■ **Short exercise**: Copy out all the entries exactly.

■ **Data to use**:
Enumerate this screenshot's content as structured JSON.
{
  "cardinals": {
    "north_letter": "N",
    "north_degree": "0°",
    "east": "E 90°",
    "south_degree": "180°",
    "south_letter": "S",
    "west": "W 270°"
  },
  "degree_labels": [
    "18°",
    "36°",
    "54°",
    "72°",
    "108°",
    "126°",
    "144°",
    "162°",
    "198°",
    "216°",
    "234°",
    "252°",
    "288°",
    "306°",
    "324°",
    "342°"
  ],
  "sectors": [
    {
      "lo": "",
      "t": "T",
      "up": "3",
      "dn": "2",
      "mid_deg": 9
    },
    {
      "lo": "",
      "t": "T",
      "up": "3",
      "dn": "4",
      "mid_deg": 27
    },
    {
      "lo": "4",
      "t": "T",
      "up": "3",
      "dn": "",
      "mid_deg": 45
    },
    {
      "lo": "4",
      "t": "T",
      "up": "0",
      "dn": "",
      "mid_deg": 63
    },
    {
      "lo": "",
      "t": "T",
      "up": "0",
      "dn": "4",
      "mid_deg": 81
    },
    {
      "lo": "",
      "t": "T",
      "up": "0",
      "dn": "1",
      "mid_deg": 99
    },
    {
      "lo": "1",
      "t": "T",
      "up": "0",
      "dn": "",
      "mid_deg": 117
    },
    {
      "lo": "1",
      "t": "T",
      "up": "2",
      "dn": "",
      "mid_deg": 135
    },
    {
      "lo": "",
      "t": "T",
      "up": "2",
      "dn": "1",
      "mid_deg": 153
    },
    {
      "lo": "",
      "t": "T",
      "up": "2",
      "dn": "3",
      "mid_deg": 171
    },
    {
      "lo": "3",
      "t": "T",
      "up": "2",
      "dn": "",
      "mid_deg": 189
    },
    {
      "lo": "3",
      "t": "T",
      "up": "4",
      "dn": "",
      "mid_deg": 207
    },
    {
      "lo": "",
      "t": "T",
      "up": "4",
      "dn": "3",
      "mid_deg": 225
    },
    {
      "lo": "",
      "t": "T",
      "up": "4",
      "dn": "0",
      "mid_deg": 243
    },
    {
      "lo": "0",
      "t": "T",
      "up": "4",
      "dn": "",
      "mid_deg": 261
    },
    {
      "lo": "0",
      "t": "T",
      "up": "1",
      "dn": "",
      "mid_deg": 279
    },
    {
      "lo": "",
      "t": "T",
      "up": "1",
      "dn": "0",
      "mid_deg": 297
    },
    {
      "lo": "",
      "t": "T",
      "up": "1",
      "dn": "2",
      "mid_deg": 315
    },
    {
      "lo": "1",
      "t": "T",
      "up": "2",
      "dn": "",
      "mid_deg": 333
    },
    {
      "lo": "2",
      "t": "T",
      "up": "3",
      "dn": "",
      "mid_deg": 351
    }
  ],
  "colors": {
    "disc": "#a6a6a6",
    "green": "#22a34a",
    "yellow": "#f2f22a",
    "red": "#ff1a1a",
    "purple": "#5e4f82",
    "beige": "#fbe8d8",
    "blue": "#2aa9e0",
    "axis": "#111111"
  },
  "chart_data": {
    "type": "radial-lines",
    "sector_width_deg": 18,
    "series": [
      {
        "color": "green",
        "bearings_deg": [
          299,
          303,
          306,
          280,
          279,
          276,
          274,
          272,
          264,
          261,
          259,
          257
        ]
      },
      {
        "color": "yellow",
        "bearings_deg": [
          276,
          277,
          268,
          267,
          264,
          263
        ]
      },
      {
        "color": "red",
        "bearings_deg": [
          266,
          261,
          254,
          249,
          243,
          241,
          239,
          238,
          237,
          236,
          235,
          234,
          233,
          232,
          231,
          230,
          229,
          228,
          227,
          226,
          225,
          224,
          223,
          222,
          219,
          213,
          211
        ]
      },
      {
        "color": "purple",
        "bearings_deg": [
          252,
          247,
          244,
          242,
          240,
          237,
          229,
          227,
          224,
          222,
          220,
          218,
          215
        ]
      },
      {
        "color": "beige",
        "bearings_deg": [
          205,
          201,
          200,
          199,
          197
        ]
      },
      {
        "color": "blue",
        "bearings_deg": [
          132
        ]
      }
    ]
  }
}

■ **Answer to this exercise**:
Enumerate this screenshot's content as structured JSON.
{
  "cardinals": {
    "north_letter": "N",
    "north_degree": "0°",
    "east": "E 90°",
    "south_degree": "180°",
    "south_letter": "S",
    "west": "W 270°"
  },
  "degree_labels": [
    "18°",
    "36°",
    "54°",
    "72°",
    "108°",
    "126°",
    "144°",
    "162°",
    "198°",
    "216°",
    "234°",
    "252°",
    "288°",
    "306°",
    "324°",
    "342°"
  ],
  "sectors": [
    {
      "lo": "",
      "t": "T",
      "up": "3",
      "dn": "2",
      "mid_deg": 9
    },
    {
      "lo": "",
      "t": "T",
      "up": "3",
      "dn": "4",
      "mid_deg": 27
    },
    {
      "lo": "4",
      "t": "T",
      "up": "3",
      "dn": "",
      "mid_deg": 45
    },
    {
      "lo": "4",
      "t": "T",
      "up": "0",
      "dn": "",
      "mid_deg": 63
    },
    {
      "lo": "",
      "t": "T",
      "up": "0",
      "dn": "4",
      "mid_deg": 81
    },
    {
      "lo": "",
      "t": "T",
      "up": "0",
      "dn": "1",
      "mid_deg": 99
    },
    {
      "lo": "1",
      "t": "T",
      "up": "0",
      "dn": "",
      "mid_deg": 117
    },
    {
      "lo": "1",
      "t": "T",
      "up": "2",
      "dn": "",
      "mid_deg": 135
    },
    {
      "lo": "",
      "t": "T",
      "up": "2",
      "dn": "1",
      "mid_deg": 153
    },
    {
      "lo": "",
      "t": "T",
      "up": "2",
      "dn": "3",
      "mid_deg": 171
    },
    {
      "lo": "3",
      "t": "T",
      "up": "2",
      "dn": "",
      "mid_deg": 189
    },
    {
      "lo": "3",
      "t": "T",
      "up": "4",
      "dn": "",
      "mid_deg": 207
    },
    {
      "lo": "",
      "t": "T",
      "up": "4",
      "dn": "3",
      "mid_deg": 225
    },
    {
      "lo": "",
      "t": "T",
      "up": "4",
      "dn": "0",
      "mid_deg": 243
    },
    {
      "lo": "0",
      "t": "T",
      "up": "4",
      "dn": "",
      "mid_deg": 261
    },
    {
      "lo": "0",
      "t": "T",
      "up": "1",
      "dn": "",
      "mid_deg": 279
    },
    {
      "lo": "",
      "t": "T",
      "up": "1",
      "dn": "0",
      "mid_deg": 297
    },
    {
      "lo": "",
      "t": "T",
      "up": "1",
      "dn": "2",
      "mid_deg": 315
    },
    {
      "lo": "1",
      "t": "T",
      "up": "2",
      "dn": "",
      "mid_deg": 333
    },
    {
      "lo": "2",
      "t": "T",
      "up": "3",
      "dn": "",
      "mid_deg": 351
    }
  ],
  "colors": {
    "disc": "#a6a6a6",
    "green": "#22a34a",
    "yellow": "#f2f22a",
    "red": "#ff1a1a",
    "purple": "#5e4f82",
    "beige": "#fbe8d8",
    "blue": "#2aa9e0",
    "axis": "#111111"
  },
  "chart_data": {
    "type": "radial-lines",
    "sector_width_deg": 18,
    "series": [
      {
        "color": "green",
        "bearings_deg": [
          299,
          303,
          306,
          280,
          279,
          276,
          274,
          272,
          264,
          261,
          259,
          257
        ]
      },
      {
        "color": "yellow",
        "bearings_deg": [
          276,
          277,
          268,
          267,
          264,
          263
        ]
      },
      {
        "color": "red",
        "bearings_deg": [
          266,
          261,
          254,
          249,
          243,
          241,
          239,
          238,
          237,
          236,
          235,
          234,
          233,
          232,
          231,
          230,
          229,
          228,
          227,
          226,
          225,
          224,
          223,
          222,
          219,
          213,
          211
        ]
      },
      {
        "color": "purple",
        "bearings_deg": [
          252,
          247,
          244,
          242,
          240,
          237,
          229,
          227,
          224,
          222,
          220,
          218,
          215
        ]
      },
      {
        "color": "beige",
        "bearings_deg": [
          205,
          201,
          200,
          199,
          197
        ]
      },
      {
        "color": "blue",
        "bearings_deg": [
          132
        ]
      }
    ]
  }
}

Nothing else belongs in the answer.